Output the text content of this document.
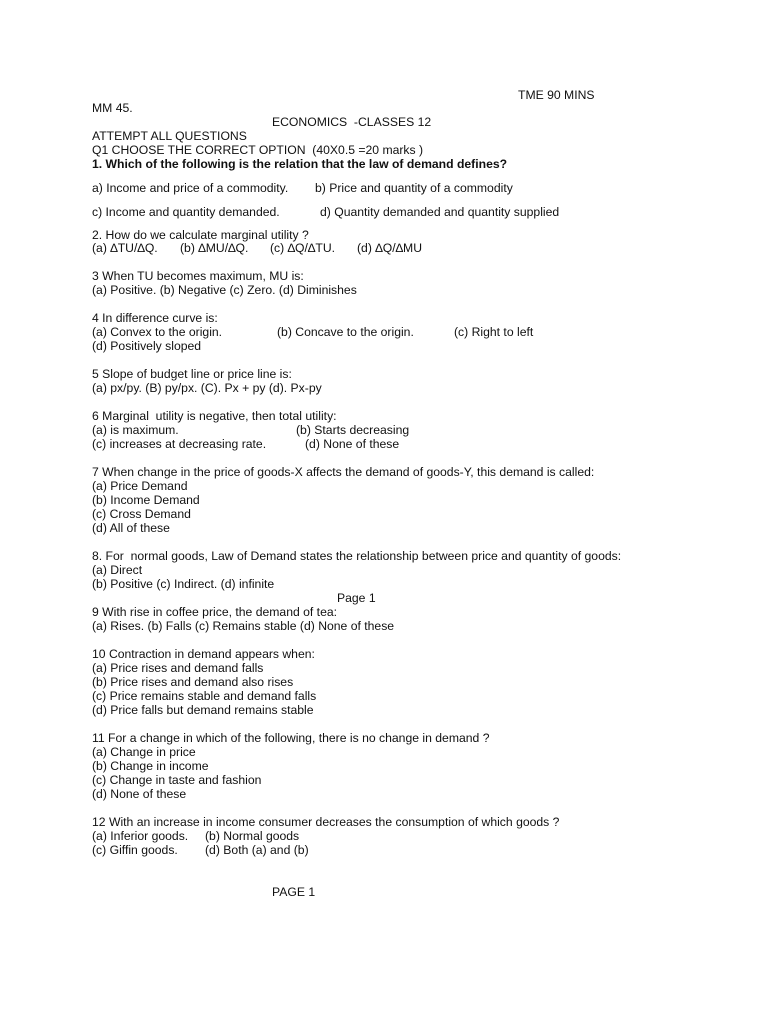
TME 90 MINS
MM 45.
ECONOMICS  -CLASSES 12
ATTEMPT ALL QUESTIONS
Q1 CHOOSE THE CORRECT OPTION  (40X0.5 =20 marks )
1. Which of the following is the relation that the law of demand defines?
a) Income and price of a commodity. b) Price and quantity of a commodity
c) Income and quantity demanded.	d) Quantity demanded and quantity supplied
2. How do we calculate marginal utility ?
(a) ∆TU/∆Q. (b) ∆MU/∆Q. (c) ∆Q/∆TU. (d) ∆Q/∆MU
3 When TU becomes maximum, MU is:
(a) Positive. (b) Negative (c) Zero. (d) Diminishes
4 In difference curve is:
(a) Convex to the origin.	(b) Concave to the origin.	(c) Right to left
(d) Positively sloped
5 Slope of budget line or price line is:
(a) px/py. (B) py/px. (C). Px + py (d). Px-py
6 Marginal  utility is negative, then total utility:
(a) is maximum.	(b) Starts decreasing
(c) increases at decreasing rate.	(d) None of these
7 When change in the price of goods-X affects the demand of goods-Y, this demand is called:
(a) Price Demand
(b) Income Demand
(c) Cross Demand
(d) All of these
8. For  normal goods, Law of Demand states the relationship between price and quantity of goods:
(a) Direct
(b) Positive (c) Indirect. (d) infinite
Page 1
9 With rise in coffee price, the demand of tea:
(a) Rises. (b) Falls (c) Remains stable (d) None of these
10 Contraction in demand appears when:
(a) Price rises and demand falls
(b) Price rises and demand also rises
(c) Price remains stable and demand falls
(d) Price falls but demand remains stable
11 For a change in which of the following, there is no change in demand ?
(a) Change in price
(b) Change in income
(c) Change in taste and fashion
(d) None of these
12 With an increase in income consumer decreases the consumption of which goods ?
(a) Inferior goods. (b) Normal goods
(c) Giffin goods. (d) Both (a) and (b)
PAGE 1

━━━━

### STATED TASK:
Repeat each entry exactly as it appears; skip any picture.

### RESULT OF THIS TASK:
Output the text content of this document.
TME 90 MINS
MM 45.
ECONOMICS  -CLASSES 12
ATTEMPT ALL QUESTIONS
Q1 CHOOSE THE CORRECT OPTION  (40X0.5 =20 marks )
1. Which of the following is the relation that the law of demand defines?
a) Income and price of a commodity. b) Price and quantity of a commodity
c) Income and quantity demanded.	d) Quantity demanded and quantity supplied
2. How do we calculate marginal utility ?
(a) ∆TU/∆Q. (b) ∆MU/∆Q. (c) ∆Q/∆TU. (d) ∆Q/∆MU
3 When TU becomes maximum, MU is:
(a) Positive. (b) Negative (c) Zero. (d) Diminishes
4 In difference curve is:
(a) Convex to the origin.	(b) Concave to the origin.	(c) Right to left
(d) Positively sloped
5 Slope of budget line or price line is:
(a) px/py. (B) py/px. (C). Px + py (d). Px-py
6 Marginal  utility is negative, then total utility:
(a) is maximum.	(b) Starts decreasing
(c) increases at decreasing rate.	(d) None of these
7 When change in the price of goods-X affects the demand of goods-Y, this demand is called:
(a) Price Demand
(b) Income Demand
(c) Cross Demand
(d) All of these
8. For  normal goods, Law of Demand states the relationship between price and quantity of goods:
(a) Direct
(b) Positive (c) Indirect. (d) infinite
Page 1
9 With rise in coffee price, the demand of tea:
(a) Rises. (b) Falls (c) Remains stable (d) None of these
10 Contraction in demand appears when:
(a) Price rises and demand falls
(b) Price rises and demand also rises
(c) Price remains stable and demand falls
(d) Price falls but demand remains stable
11 For a change in which of the following, there is no change in demand ?
(a) Change in price
(b) Change in income
(c) Change in taste and fashion
(d) None of these
12 With an increase in income consumer decreases the consumption of which goods ?
(a) Inferior goods. (b) Normal goods
(c) Giffin goods. (d) Both (a) and (b)
PAGE 1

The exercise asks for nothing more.